Work to do:
Tally the lines holding the word "Pris" and state the count by itself.

Given data:
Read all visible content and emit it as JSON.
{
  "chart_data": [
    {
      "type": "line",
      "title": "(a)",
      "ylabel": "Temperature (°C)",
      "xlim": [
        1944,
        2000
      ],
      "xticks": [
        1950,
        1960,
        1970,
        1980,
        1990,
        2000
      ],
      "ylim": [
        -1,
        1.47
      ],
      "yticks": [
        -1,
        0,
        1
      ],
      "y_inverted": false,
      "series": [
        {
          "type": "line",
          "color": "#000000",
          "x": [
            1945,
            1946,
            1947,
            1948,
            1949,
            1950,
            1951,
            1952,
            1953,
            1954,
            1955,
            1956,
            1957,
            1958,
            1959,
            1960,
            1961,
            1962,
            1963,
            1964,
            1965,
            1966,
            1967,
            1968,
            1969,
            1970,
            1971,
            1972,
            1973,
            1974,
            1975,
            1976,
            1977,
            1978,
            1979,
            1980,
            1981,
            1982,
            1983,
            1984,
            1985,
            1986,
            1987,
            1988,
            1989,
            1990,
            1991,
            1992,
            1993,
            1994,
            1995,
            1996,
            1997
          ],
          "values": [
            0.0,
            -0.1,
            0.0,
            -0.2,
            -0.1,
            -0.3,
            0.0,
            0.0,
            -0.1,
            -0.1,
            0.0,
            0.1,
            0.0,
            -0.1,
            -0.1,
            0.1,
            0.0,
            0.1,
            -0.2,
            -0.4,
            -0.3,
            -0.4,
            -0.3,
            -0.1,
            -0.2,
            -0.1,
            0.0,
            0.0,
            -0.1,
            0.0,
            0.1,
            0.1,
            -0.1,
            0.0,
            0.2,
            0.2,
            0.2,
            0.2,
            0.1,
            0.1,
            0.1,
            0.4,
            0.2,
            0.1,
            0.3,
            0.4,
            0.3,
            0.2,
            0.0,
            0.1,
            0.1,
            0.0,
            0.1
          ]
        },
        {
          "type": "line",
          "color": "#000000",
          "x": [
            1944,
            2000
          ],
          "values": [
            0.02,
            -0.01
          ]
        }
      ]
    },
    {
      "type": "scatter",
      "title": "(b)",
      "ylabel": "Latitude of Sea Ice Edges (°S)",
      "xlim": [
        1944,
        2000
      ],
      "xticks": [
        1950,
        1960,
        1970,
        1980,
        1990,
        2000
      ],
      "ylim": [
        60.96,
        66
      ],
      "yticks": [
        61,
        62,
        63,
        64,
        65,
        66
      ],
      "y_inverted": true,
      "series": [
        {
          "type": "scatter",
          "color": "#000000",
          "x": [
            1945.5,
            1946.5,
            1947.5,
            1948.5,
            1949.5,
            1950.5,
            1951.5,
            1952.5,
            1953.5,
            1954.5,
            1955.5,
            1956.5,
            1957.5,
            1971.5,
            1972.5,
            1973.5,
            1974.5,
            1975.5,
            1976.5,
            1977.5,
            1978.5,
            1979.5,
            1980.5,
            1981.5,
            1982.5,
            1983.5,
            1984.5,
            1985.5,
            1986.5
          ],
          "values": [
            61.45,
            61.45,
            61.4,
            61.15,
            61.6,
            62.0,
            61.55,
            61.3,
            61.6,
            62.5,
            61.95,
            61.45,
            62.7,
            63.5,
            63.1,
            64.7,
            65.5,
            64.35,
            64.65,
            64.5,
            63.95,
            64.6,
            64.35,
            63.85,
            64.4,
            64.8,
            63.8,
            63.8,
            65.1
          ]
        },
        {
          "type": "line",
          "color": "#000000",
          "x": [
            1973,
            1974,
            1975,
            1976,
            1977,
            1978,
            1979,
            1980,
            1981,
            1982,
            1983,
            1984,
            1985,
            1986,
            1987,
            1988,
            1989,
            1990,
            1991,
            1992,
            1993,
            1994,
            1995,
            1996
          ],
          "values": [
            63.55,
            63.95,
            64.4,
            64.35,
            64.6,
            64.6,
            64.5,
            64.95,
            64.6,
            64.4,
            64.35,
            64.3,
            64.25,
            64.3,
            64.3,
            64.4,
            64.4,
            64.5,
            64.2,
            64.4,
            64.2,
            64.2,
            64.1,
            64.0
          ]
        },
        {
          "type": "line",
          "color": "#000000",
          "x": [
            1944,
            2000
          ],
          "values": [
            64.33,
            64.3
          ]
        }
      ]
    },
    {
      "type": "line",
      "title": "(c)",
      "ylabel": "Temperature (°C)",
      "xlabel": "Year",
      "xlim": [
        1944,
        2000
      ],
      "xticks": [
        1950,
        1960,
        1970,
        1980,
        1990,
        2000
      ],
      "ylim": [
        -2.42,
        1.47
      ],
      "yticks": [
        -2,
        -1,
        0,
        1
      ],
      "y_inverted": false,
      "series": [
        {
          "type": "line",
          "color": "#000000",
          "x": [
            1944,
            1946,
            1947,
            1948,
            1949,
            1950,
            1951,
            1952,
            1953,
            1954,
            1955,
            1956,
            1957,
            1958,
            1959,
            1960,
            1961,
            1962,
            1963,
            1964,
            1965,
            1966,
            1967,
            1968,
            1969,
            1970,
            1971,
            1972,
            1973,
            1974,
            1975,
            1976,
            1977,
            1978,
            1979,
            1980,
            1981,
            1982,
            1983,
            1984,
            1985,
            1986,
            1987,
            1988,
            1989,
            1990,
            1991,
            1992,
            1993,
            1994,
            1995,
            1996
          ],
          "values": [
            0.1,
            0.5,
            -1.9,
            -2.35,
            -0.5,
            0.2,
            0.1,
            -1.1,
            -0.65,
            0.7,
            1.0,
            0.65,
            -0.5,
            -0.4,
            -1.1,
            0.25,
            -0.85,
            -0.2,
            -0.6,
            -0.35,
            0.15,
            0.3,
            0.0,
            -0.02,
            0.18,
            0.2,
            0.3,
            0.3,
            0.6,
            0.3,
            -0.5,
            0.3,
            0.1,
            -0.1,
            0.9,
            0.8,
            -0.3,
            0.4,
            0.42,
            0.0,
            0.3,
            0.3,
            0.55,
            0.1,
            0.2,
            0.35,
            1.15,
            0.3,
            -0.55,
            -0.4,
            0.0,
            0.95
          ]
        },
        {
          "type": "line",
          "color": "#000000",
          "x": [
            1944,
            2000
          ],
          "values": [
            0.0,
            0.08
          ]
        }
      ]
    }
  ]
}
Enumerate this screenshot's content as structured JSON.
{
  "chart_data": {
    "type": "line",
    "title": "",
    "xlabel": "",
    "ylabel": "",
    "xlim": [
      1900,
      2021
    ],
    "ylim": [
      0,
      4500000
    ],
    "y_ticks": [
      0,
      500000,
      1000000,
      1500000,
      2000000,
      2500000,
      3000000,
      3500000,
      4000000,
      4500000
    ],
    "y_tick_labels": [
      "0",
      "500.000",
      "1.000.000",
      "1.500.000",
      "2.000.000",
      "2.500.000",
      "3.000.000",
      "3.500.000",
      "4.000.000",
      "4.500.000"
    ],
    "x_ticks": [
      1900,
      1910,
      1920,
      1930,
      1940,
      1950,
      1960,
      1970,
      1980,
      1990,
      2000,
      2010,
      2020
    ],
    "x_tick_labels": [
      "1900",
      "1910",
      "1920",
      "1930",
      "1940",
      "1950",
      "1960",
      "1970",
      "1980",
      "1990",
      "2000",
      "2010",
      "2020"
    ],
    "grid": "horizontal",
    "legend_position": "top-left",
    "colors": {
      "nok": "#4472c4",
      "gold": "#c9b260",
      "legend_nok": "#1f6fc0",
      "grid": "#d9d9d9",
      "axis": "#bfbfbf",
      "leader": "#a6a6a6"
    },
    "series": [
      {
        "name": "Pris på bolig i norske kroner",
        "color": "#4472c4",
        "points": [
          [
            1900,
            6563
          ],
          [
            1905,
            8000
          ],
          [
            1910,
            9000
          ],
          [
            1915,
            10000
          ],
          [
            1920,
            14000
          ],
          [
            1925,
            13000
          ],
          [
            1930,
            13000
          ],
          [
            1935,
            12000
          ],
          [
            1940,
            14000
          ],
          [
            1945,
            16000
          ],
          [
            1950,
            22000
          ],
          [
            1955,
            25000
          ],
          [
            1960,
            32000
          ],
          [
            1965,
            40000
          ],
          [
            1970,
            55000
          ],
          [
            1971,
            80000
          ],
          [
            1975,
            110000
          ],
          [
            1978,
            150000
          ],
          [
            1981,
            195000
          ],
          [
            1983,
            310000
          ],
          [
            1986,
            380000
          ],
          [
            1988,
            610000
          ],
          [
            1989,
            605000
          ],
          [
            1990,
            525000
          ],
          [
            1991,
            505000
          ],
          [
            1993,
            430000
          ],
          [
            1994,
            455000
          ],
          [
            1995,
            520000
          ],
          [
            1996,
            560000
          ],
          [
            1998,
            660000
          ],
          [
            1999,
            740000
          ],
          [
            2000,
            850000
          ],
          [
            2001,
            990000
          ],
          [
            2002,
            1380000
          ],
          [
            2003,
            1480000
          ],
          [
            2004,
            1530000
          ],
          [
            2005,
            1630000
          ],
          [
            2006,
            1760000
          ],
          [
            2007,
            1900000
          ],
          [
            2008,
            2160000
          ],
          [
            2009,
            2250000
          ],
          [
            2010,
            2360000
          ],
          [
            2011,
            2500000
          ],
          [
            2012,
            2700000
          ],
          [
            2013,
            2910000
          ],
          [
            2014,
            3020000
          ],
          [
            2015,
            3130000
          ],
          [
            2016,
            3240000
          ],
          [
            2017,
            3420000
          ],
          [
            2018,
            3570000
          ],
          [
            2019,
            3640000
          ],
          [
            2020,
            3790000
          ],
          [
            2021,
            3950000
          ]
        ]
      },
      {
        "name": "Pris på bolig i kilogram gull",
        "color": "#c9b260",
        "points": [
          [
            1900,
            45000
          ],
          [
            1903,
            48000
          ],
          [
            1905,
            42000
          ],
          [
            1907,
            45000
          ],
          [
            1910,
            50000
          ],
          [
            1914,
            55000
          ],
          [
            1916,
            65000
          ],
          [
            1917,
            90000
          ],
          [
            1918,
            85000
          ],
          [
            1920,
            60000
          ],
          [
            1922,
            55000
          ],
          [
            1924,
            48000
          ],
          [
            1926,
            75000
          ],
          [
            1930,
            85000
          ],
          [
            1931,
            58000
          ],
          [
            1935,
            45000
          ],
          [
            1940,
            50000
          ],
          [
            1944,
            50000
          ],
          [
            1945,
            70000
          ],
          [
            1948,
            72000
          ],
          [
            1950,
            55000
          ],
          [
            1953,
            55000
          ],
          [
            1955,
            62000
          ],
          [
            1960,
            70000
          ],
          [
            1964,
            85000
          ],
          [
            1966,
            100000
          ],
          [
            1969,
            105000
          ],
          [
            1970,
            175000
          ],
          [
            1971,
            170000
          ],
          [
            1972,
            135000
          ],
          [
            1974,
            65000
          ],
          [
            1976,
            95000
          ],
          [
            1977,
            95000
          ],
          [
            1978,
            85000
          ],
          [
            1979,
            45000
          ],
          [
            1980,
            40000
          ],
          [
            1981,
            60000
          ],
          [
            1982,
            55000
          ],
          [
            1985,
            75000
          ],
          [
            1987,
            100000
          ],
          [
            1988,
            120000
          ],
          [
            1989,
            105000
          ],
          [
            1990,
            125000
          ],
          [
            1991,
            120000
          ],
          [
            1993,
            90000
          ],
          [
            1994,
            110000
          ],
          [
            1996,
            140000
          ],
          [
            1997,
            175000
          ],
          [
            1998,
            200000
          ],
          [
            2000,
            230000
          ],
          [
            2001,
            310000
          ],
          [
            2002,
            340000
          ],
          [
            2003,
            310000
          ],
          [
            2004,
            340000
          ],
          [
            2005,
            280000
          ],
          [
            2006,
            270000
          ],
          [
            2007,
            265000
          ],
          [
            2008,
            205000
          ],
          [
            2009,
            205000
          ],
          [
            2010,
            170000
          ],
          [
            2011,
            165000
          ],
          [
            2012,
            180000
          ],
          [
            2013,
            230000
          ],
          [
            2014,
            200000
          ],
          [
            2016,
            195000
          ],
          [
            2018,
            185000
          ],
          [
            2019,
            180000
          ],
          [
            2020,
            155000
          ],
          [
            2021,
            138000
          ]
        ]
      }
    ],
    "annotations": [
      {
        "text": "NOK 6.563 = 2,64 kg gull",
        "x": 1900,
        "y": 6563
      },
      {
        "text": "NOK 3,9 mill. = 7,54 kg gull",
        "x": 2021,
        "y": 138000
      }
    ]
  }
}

The response:
2